ENOCH.

 

The Source of Knowledge (§ 1)

Life and Translation (§ 2).

Similar Legends (§ 3).

Enoch in Tradition (§ 4).


1. The Source of Knowledge. Enoch is the name in the Hebrew text of the eldest son of Reuben (Gen. xlvi. 9; Ex. vi. 14); a son of Midian (Gen. xxv. 4); a son of Cain (Gen. iv. 17-18) after whom the latter named the first city; and, in the line of Seth, of the seventh patriarch as reckoned from Adam (Gen. v. 18). Since the name Lamech also occurs in the lines of both Cain and Seth, and as there is a striking similarity between other names of the two lines, it has been customary since Buttmann (Mythologus, i., Berlin, 1828, pp. 170 sqq.) to regard the two genealogies of Gen. iv. and v. (which furthermore belong to different sources, J and P) as variants of a single account. The resemblance becomes still closer if it be assumed that in Gen. v. Enoch and Mahalalel (= Mehujael of Gen. iv.) have become transposed. Also a relation with the list of the ten primitive Babylonian kings in Berosus can not be denied. Enoch there has his parallel in the seventh king, Enmeduranki, in the sun-city Sippara. That Enoch also stands in some relation to the sun, is indicated by the 365 years of his life.

 

2. Life and Translation. This patriarch, in Gen. v., has a thoroughly ethical distinction; "he walked with God" (cf. Noah, Gen. vi. 9). This indicates a constant community of life, an undisturbed, familiar intercourse with God. Herewith is intimately connected the most momentous matter that is still extant about Enoch in the ancient source. After a comparatively brief term of life, 365 years, "he was not; for God took him." Obviously something extraordinary is thus recorded. Enoch had suddenly vanished, was no more seen. The expression corresponds to the one used in a similar connection by Livy (i. 16) of Romulus, "he was not thenceforth on earth"; the event itself, to the seeking after vanished Elijah (II Kings ii. 16-17). But the reason is not indefinite; God intervened contrary to the usual course of nature and removed his favored one from the world of appearances. Except for this extraordinary case, an early departure from life was considered a token of divine disfavor.

→ **Material**:

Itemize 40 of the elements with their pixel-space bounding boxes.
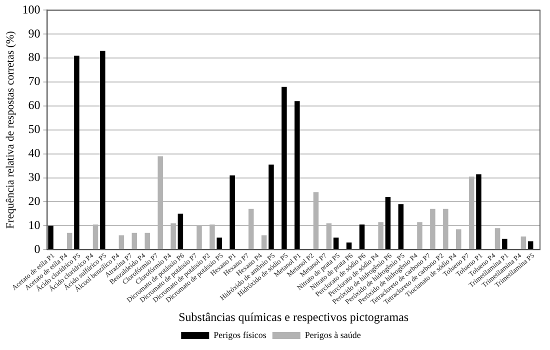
y-tick-label: 100: [22, 2, 40, 16]
bar: [398, 204, 404, 250]
y-tick-label: 90: [28, 26, 40, 40]
bar: [261, 235, 267, 250]
bar: [144, 232, 150, 250]
y-tick-label: 40: [28, 146, 40, 160]
bar: [456, 229, 462, 250]
bar: [48, 226, 54, 250]
y-tick-label: 70: [28, 74, 40, 88]
legend-label: Perigos físicos: [214, 330, 267, 340]
x-axis-title: Substâncias químicas e respectivos pictogramas: [178, 310, 409, 324]
y-tick-label: 20: [28, 194, 40, 208]
bar: [494, 228, 500, 250]
bar: [476, 174, 482, 250]
bar: [385, 196, 391, 250]
bar: [333, 238, 339, 250]
y-tick-label: 10: [28, 218, 40, 232]
y-tick-label: 0: [34, 242, 40, 256]
bar: [132, 232, 138, 250]
bar: [282, 86, 287, 250]
bar: [66, 232, 72, 250]
y-tick-label: 60: [28, 98, 40, 112]
bar: [346, 242, 352, 250]
bar: [118, 235, 124, 250]
bar: [520, 236, 526, 250]
y-axis-title: Frequência relativa de respostas corretas (%): [4, 30, 16, 229]
bar: [74, 56, 80, 250]
bar: [294, 101, 300, 250]
bar: [230, 175, 235, 250]
bar: [359, 224, 365, 250]
y-tick-label: 30: [28, 170, 40, 184]
y-tick-label: 50: [28, 122, 40, 136]
bar: [178, 214, 184, 250]
y-tick-label: 80: [28, 50, 40, 64]
legend-label: Perigos à saúde: [304, 330, 361, 340]
bar: [502, 238, 508, 250]
bar: [100, 50, 106, 250]
bar: [528, 241, 534, 250]
bar: [268, 164, 274, 250]
bar: [216, 238, 222, 250]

→ **Short problem A**:
According to the Enoch text, how many years did the patriarch Enoch live?
→ **Short problem B**:
Rewrite the rows beginning with the line containing "y-tick-label: 100: [22, 2, 40, 16]" and continuing through the last row, with "legend-label" replaced by "series-label" and nothing else changed.

→ **Full output A**:
365 years

→ **Full output B**:
y-tick-label: 100: [22, 2, 40, 16]
bar: [398, 204, 404, 250]
y-tick-label: 90: [28, 26, 40, 40]
bar: [261, 235, 267, 250]
bar: [144, 232, 150, 250]
y-tick-label: 40: [28, 146, 40, 160]
bar: [456, 229, 462, 250]
bar: [48, 226, 54, 250]
y-tick-label: 70: [28, 74, 40, 88]
series-label: Perigos físicos: [214, 330, 267, 340]
x-axis-title: Substâncias químicas e respectivos pictogramas: [178, 310, 409, 324]
y-tick-label: 20: [28, 194, 40, 208]
bar: [494, 228, 500, 250]
bar: [476, 174, 482, 250]
bar: [385, 196, 391, 250]
bar: [333, 238, 339, 250]
y-tick-label: 10: [28, 218, 40, 232]
y-tick-label: 0: [34, 242, 40, 256]
bar: [132, 232, 138, 250]
bar: [282, 86, 287, 250]
bar: [66, 232, 72, 250]
y-tick-label: 60: [28, 98, 40, 112]
bar: [346, 242, 352, 250]
bar: [118, 235, 124, 250]
bar: [520, 236, 526, 250]
y-axis-title: Frequência relativa de respostas corretas (%): [4, 30, 16, 229]
bar: [74, 56, 80, 250]
bar: [294, 101, 300, 250]
bar: [230, 175, 235, 250]
bar: [359, 224, 365, 250]
y-tick-label: 30: [28, 170, 40, 184]
y-tick-label: 50: [28, 122, 40, 136]
bar: [178, 214, 184, 250]
y-tick-label: 80: [28, 50, 40, 64]
series-label: Perigos à saúde: [304, 330, 361, 340]
bar: [502, 238, 508, 250]
bar: [100, 50, 106, 250]
bar: [528, 241, 534, 250]
bar: [268, 164, 274, 250]
bar: [216, 238, 222, 250]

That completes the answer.